Task prompt: Copy all lines that contain the word "사이토카인".

Data entries:
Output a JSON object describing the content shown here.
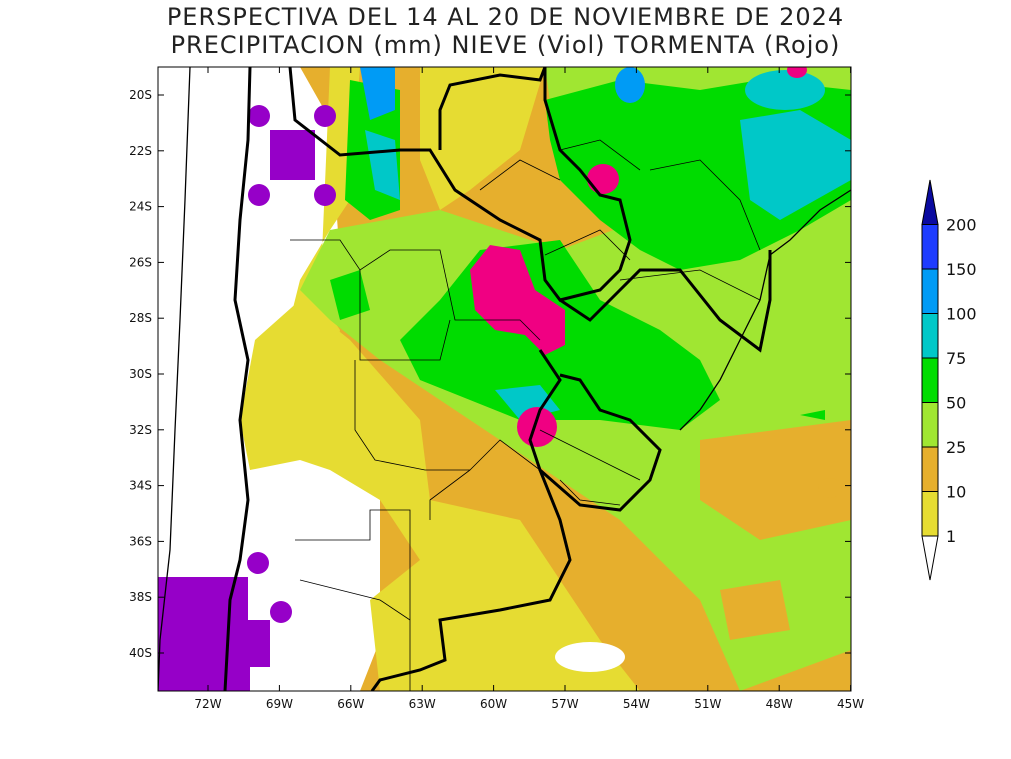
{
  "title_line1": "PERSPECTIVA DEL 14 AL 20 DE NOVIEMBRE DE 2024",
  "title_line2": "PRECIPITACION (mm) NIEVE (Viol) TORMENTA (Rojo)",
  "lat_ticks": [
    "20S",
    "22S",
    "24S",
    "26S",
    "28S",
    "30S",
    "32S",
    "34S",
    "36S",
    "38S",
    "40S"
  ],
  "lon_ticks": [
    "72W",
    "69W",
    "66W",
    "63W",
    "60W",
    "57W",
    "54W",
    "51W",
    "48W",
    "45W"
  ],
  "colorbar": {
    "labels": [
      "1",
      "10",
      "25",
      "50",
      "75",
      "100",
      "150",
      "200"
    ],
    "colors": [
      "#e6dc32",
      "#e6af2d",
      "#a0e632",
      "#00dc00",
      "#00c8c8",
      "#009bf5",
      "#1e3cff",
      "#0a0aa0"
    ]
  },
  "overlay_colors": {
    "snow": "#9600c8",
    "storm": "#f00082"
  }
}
...
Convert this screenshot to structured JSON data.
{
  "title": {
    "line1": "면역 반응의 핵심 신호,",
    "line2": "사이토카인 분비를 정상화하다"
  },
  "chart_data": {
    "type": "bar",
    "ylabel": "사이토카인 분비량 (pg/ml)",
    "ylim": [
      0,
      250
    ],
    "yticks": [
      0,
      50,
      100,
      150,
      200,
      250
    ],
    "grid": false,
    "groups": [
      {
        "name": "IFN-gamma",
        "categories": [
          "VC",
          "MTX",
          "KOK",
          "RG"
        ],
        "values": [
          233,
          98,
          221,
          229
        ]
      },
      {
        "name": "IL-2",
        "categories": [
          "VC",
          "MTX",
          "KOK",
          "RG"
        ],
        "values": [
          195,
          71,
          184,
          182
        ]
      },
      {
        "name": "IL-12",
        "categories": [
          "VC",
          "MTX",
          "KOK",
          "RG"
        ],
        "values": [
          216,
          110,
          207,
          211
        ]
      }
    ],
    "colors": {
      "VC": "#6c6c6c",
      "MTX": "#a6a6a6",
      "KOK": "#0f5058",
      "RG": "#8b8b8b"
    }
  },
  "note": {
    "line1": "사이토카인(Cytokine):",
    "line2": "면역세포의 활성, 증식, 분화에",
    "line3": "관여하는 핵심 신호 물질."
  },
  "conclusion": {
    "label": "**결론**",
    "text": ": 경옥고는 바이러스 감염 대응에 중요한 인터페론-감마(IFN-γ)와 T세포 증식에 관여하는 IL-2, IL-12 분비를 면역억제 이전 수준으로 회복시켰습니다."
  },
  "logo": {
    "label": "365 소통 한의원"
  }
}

Solution:
    "line2": "사이토카인 분비를 정상화하다"
    "ylabel": "사이토카인 분비량 (pg/ml)",
    "line1": "사이토카인(Cytokine):",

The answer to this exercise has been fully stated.